**PROBLEM REQUIREMENTS**
Transcribe the records below exactly, leaving out any pictures.
* start GIVEN DATA *
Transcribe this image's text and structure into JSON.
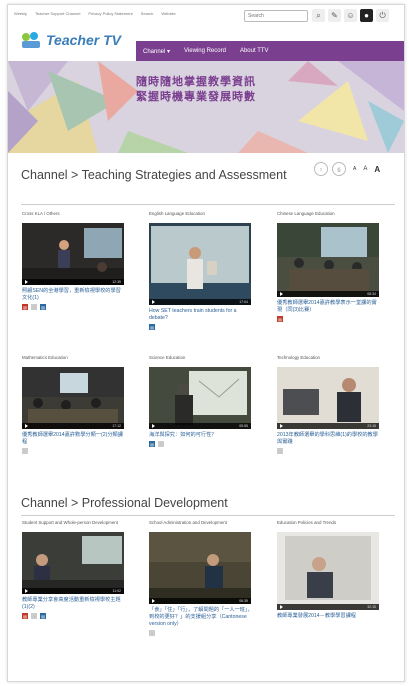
{
  "topbar": {
    "links": [
      "Weekly",
      "Teacher Support Channel",
      "Privacy Policy Statement",
      "Search",
      "Website"
    ],
    "search_placeholder": "Search"
  },
  "logo": {
    "text": "Teacher TV"
  },
  "nav": {
    "items": [
      "Channel ▾",
      "Viewing Record",
      "About TTV"
    ]
  },
  "banner": {
    "line1": "隨時隨地掌握教學資訊",
    "line2": "緊握時機專業發展時數"
  },
  "font_size_controls": [
    "A",
    "A",
    "A"
  ],
  "sections": [
    {
      "title": "Channel > Teaching Strategies and Assessment",
      "cards": [
        {
          "category": "Cross KLA / Others",
          "title": "照顧SEN的全港學習，重新檢視學校的學習文化(1)",
          "time": "12:35",
          "badges": [
            "r",
            "n",
            "blu"
          ]
        },
        {
          "category": "English Language Education",
          "title": "How SET teachers train students for a debate?",
          "time": "17:04",
          "badges": [
            "blu"
          ]
        },
        {
          "category": "Chinese Language Education",
          "title": "優秀教師選舉2014嘉許教學表示一堂課的實現（同(3)比賽）",
          "time": "08:34",
          "badges": [
            "r"
          ]
        },
        {
          "category": "Mathematics Education",
          "title": "優秀教師選舉2014嘉許數學分類一(2)分類課程",
          "time": "17:12",
          "badges": [
            "n"
          ]
        },
        {
          "category": "Science Education",
          "title": "海洋與探究：如何的可行性？",
          "time": "05:55",
          "badges": [
            "blu",
            "n"
          ]
        },
        {
          "category": "Technology Education",
          "title": "2013年教師選舉的學科思維(1)的學校的教學與實踐",
          "time": "23:15",
          "badges": [
            "n"
          ]
        }
      ]
    },
    {
      "title": "Channel > Professional Development",
      "cards": [
        {
          "category": "Student Support and Whole-person Development",
          "title": "教師專業分享會高度活動重新檢視學校主題(1)(2)",
          "time": "11:02",
          "badges": [
            "r",
            "n",
            "blu"
          ]
        },
        {
          "category": "School Administration and Development",
          "title": "「食」「住」「行」，了解問題的「一人一班」，到校的更好？」的支援組分享（Cantonese version only）",
          "time": "06:35",
          "badges": [
            "n"
          ]
        },
        {
          "category": "Education Policies and Trends",
          "title": "教師專業發展2014－教學學習課程",
          "time": "32:15",
          "badges": []
        }
      ]
    }
  ],
  "colors": {
    "nav": "#7b3f8f",
    "link": "#2a5f96",
    "logo": "#3a7db8"
  }
}
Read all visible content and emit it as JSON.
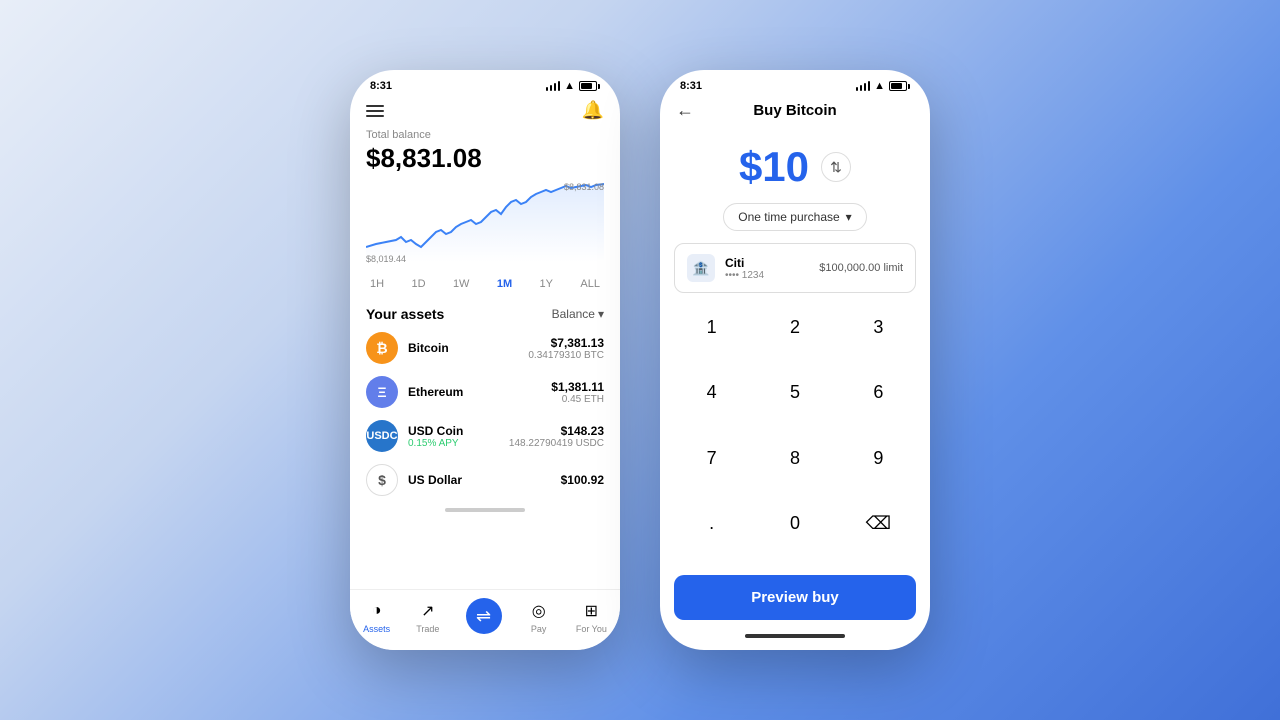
* end GIVEN DATA *
**SOLUTION BELOW**
Transcribe this image's text and structure into JSON.
{
  "topbar": {
    "links": [
      "Weekly",
      "Teacher Support Channel",
      "Privacy Policy Statement",
      "Search",
      "Website"
    ],
    "search_placeholder": "Search"
  },
  "logo": {
    "text": "Teacher TV"
  },
  "nav": {
    "items": [
      "Channel ▾",
      "Viewing Record",
      "About TTV"
    ]
  },
  "banner": {
    "line1": "隨時隨地掌握教學資訊",
    "line2": "緊握時機專業發展時數"
  },
  "font_size_controls": [
    "A",
    "A",
    "A"
  ],
  "sections": [
    {
      "title": "Channel > Teaching Strategies and Assessment",
      "cards": [
        {
          "category": "Cross KLA / Others",
          "title": "照顧SEN的全港學習，重新檢視學校的學習文化(1)",
          "time": "12:35",
          "badges": [
            "r",
            "n",
            "blu"
          ]
        },
        {
          "category": "English Language Education",
          "title": "How SET teachers train students for a debate?",
          "time": "17:04",
          "badges": [
            "blu"
          ]
        },
        {
          "category": "Chinese Language Education",
          "title": "優秀教師選舉2014嘉許教學表示一堂課的實現（同(3)比賽）",
          "time": "08:34",
          "badges": [
            "r"
          ]
        },
        {
          "category": "Mathematics Education",
          "title": "優秀教師選舉2014嘉許數學分類一(2)分類課程",
          "time": "17:12",
          "badges": [
            "n"
          ]
        },
        {
          "category": "Science Education",
          "title": "海洋與探究：如何的可行性？",
          "time": "05:55",
          "badges": [
            "blu",
            "n"
          ]
        },
        {
          "category": "Technology Education",
          "title": "2013年教師選舉的學科思維(1)的學校的教學與實踐",
          "time": "23:15",
          "badges": [
            "n"
          ]
        }
      ]
    },
    {
      "title": "Channel > Professional Development",
      "cards": [
        {
          "category": "Student Support and Whole-person Development",
          "title": "教師專業分享會高度活動重新檢視學校主題(1)(2)",
          "time": "11:02",
          "badges": [
            "r",
            "n",
            "blu"
          ]
        },
        {
          "category": "School Administration and Development",
          "title": "「食」「住」「行」，了解問題的「一人一班」，到校的更好？」的支援組分享（Cantonese version only）",
          "time": "06:35",
          "badges": [
            "n"
          ]
        },
        {
          "category": "Education Policies and Trends",
          "title": "教師專業發展2014－教學學習課程",
          "time": "32:15",
          "badges": []
        }
      ]
    }
  ],
  "colors": {
    "nav": "#7b3f8f",
    "link": "#2a5f96",
    "logo": "#3a7db8"
  }
}
Read all visible content and emit it as JSON.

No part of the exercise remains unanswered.